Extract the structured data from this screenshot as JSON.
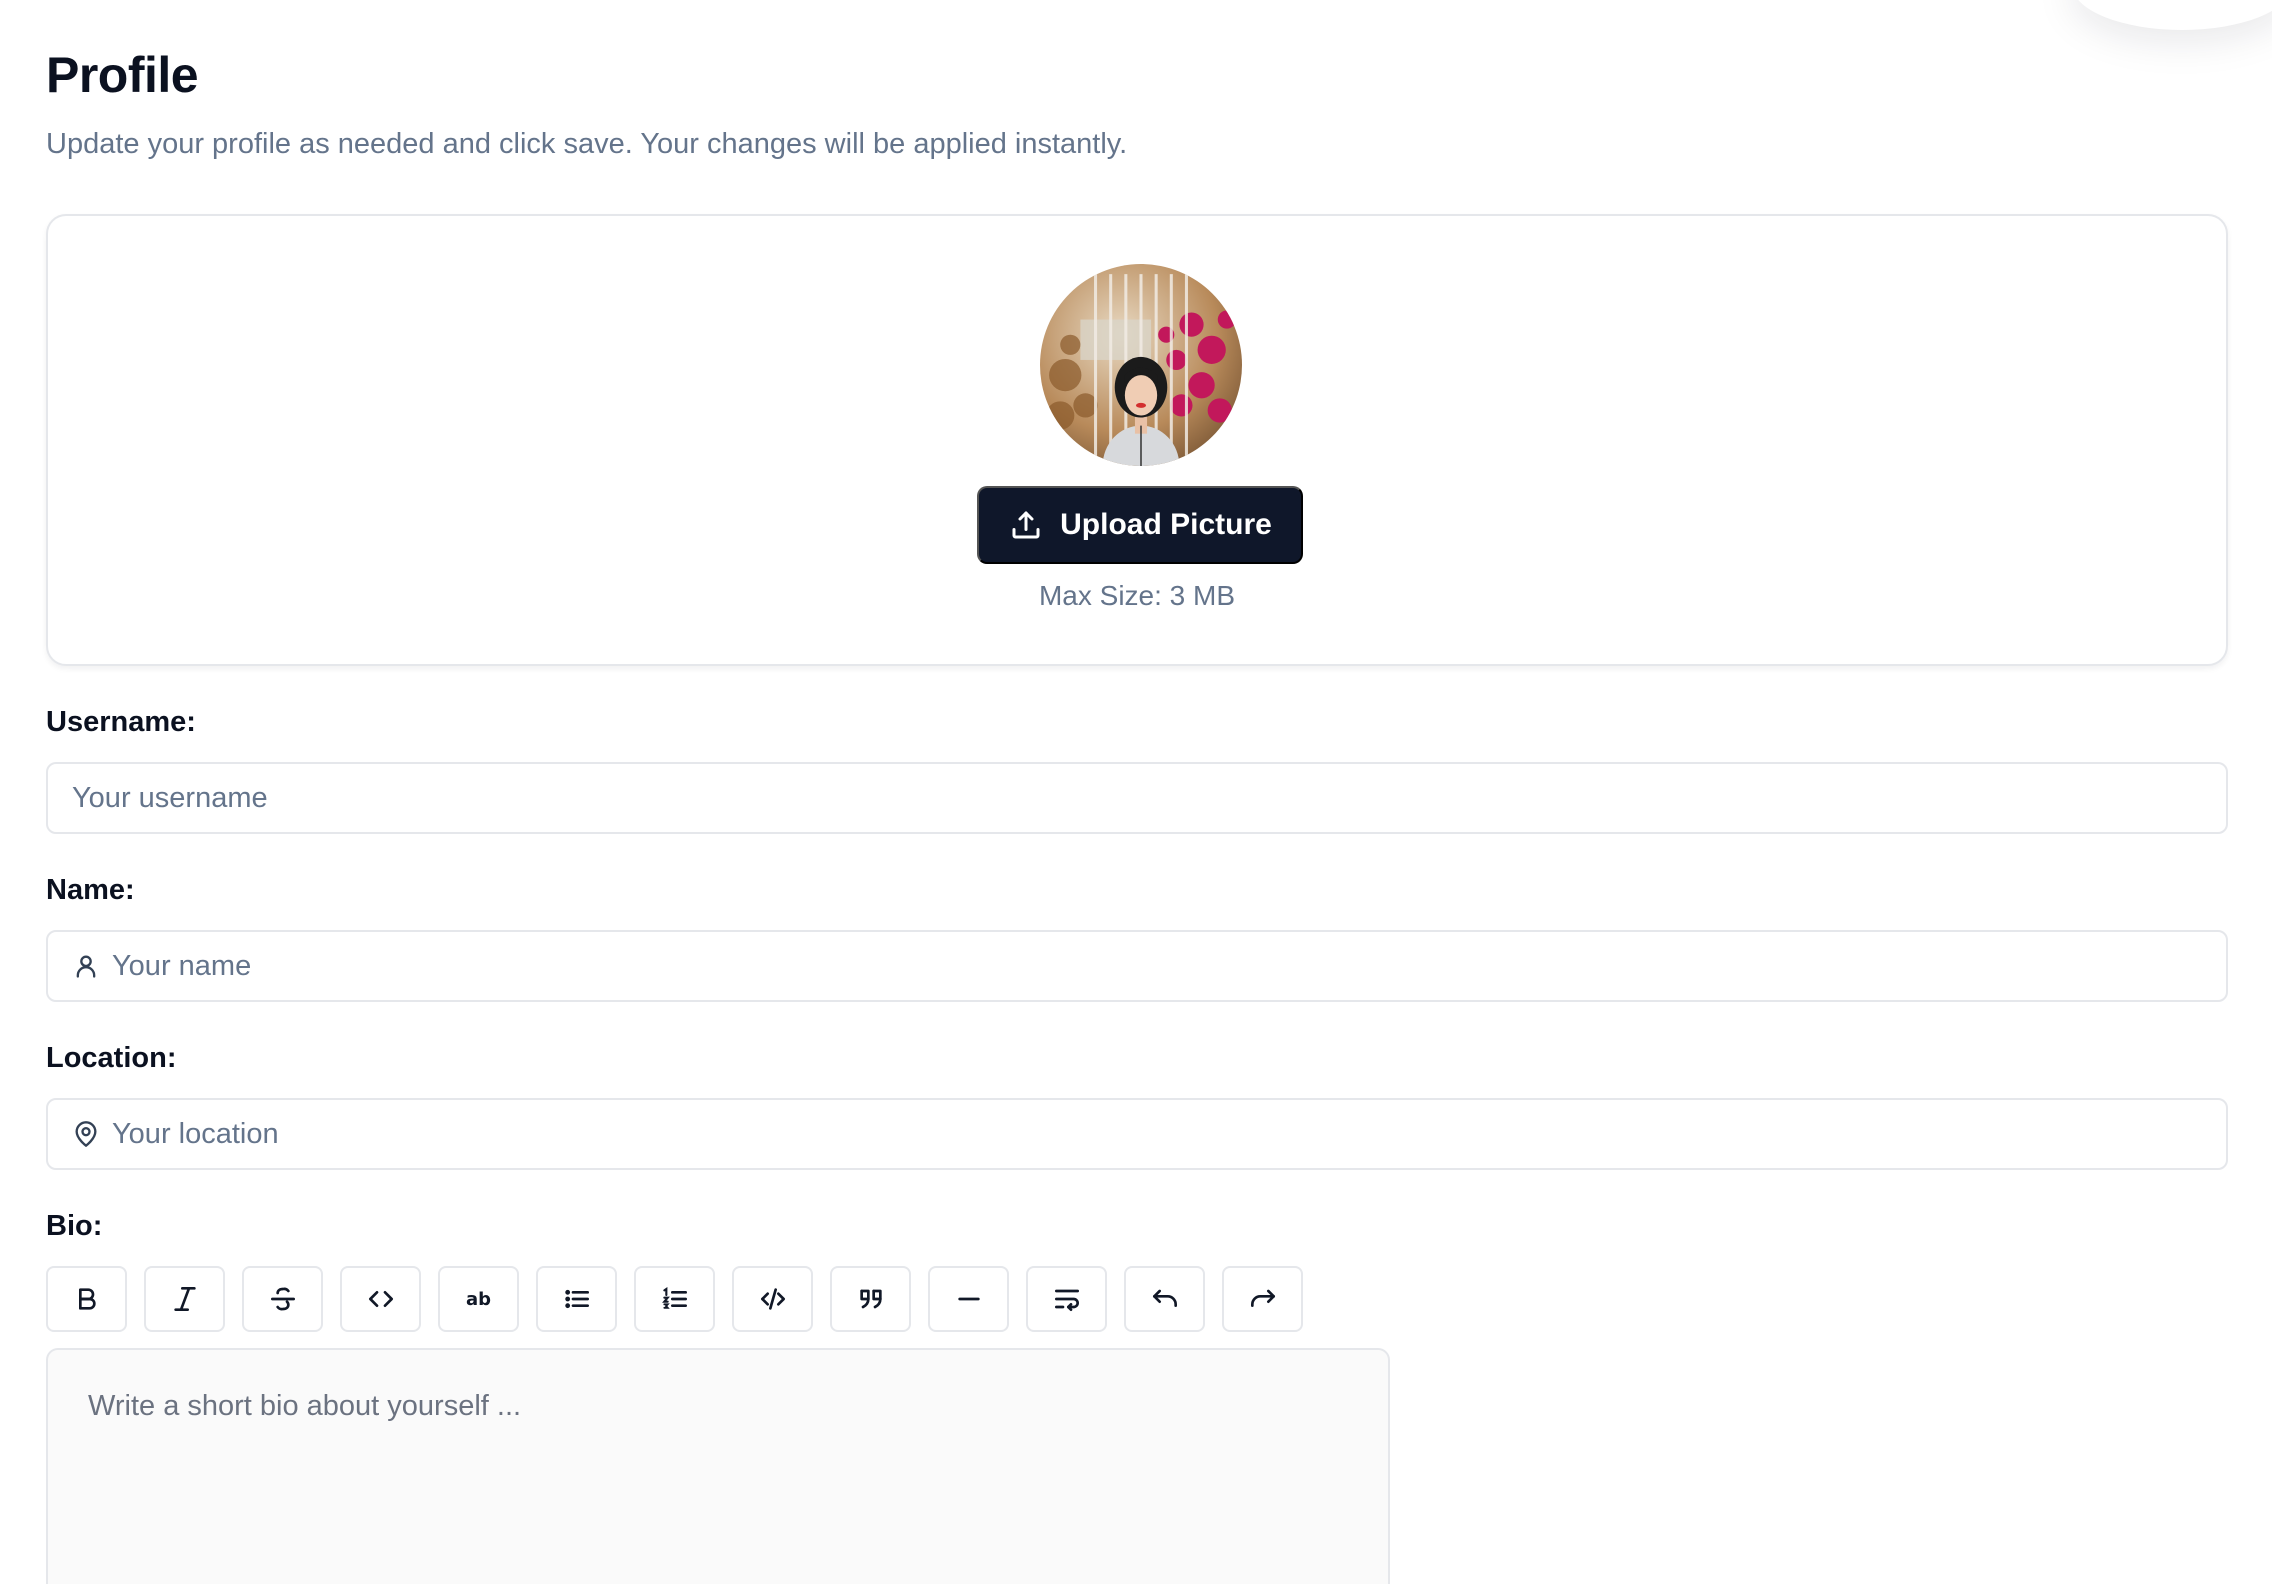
{
  "page": {
    "title": "Profile",
    "subtitle": "Update your profile as needed and click save. Your changes will be applied instantly."
  },
  "avatar_card": {
    "upload_label": "Upload Picture",
    "upload_icon": "upload-icon",
    "max_size": "Max Size: 3 MB"
  },
  "fields": {
    "username": {
      "label": "Username:",
      "placeholder": "Your username",
      "value": ""
    },
    "name": {
      "label": "Name:",
      "placeholder": "Your name",
      "value": "",
      "icon": "user-icon"
    },
    "location": {
      "label": "Location:",
      "placeholder": "Your location",
      "value": "",
      "icon": "map-pin-icon"
    }
  },
  "bio": {
    "label": "Bio:",
    "placeholder": "Write a short bio about yourself ...",
    "value": "",
    "toolbar": [
      {
        "name": "bold-icon"
      },
      {
        "name": "italic-icon"
      },
      {
        "name": "strikethrough-icon"
      },
      {
        "name": "code-icon"
      },
      {
        "name": "clear-format-icon",
        "text": "ab"
      },
      {
        "name": "bullet-list-icon"
      },
      {
        "name": "ordered-list-icon"
      },
      {
        "name": "code-block-icon"
      },
      {
        "name": "blockquote-icon"
      },
      {
        "name": "horizontal-rule-icon"
      },
      {
        "name": "hard-break-icon"
      },
      {
        "name": "undo-icon"
      },
      {
        "name": "redo-icon"
      }
    ]
  },
  "colors": {
    "primary": "#0f172a",
    "muted_text": "#64748b",
    "border": "#e5e7eb"
  }
}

■ ■ ■ ■ ■ ■ ■

Output all of the entries verbatim, leaving out any images.

Extract the structured data from this screenshot as JSON.
{
  "page": {
    "title": "Profile",
    "subtitle": "Update your profile as needed and click save. Your changes will be applied instantly."
  },
  "avatar_card": {
    "upload_label": "Upload Picture",
    "upload_icon": "upload-icon",
    "max_size": "Max Size: 3 MB"
  },
  "fields": {
    "username": {
      "label": "Username:",
      "placeholder": "Your username",
      "value": ""
    },
    "name": {
      "label": "Name:",
      "placeholder": "Your name",
      "value": "",
      "icon": "user-icon"
    },
    "location": {
      "label": "Location:",
      "placeholder": "Your location",
      "value": "",
      "icon": "map-pin-icon"
    }
  },
  "bio": {
    "label": "Bio:",
    "placeholder": "Write a short bio about yourself ...",
    "value": "",
    "toolbar": [
      {
        "name": "bold-icon"
      },
      {
        "name": "italic-icon"
      },
      {
        "name": "strikethrough-icon"
      },
      {
        "name": "code-icon"
      },
      {
        "name": "clear-format-icon",
        "text": "ab"
      },
      {
        "name": "bullet-list-icon"
      },
      {
        "name": "ordered-list-icon"
      },
      {
        "name": "code-block-icon"
      },
      {
        "name": "blockquote-icon"
      },
      {
        "name": "horizontal-rule-icon"
      },
      {
        "name": "hard-break-icon"
      },
      {
        "name": "undo-icon"
      },
      {
        "name": "redo-icon"
      }
    ]
  },
  "colors": {
    "primary": "#0f172a",
    "muted_text": "#64748b",
    "border": "#e5e7eb"
  }
}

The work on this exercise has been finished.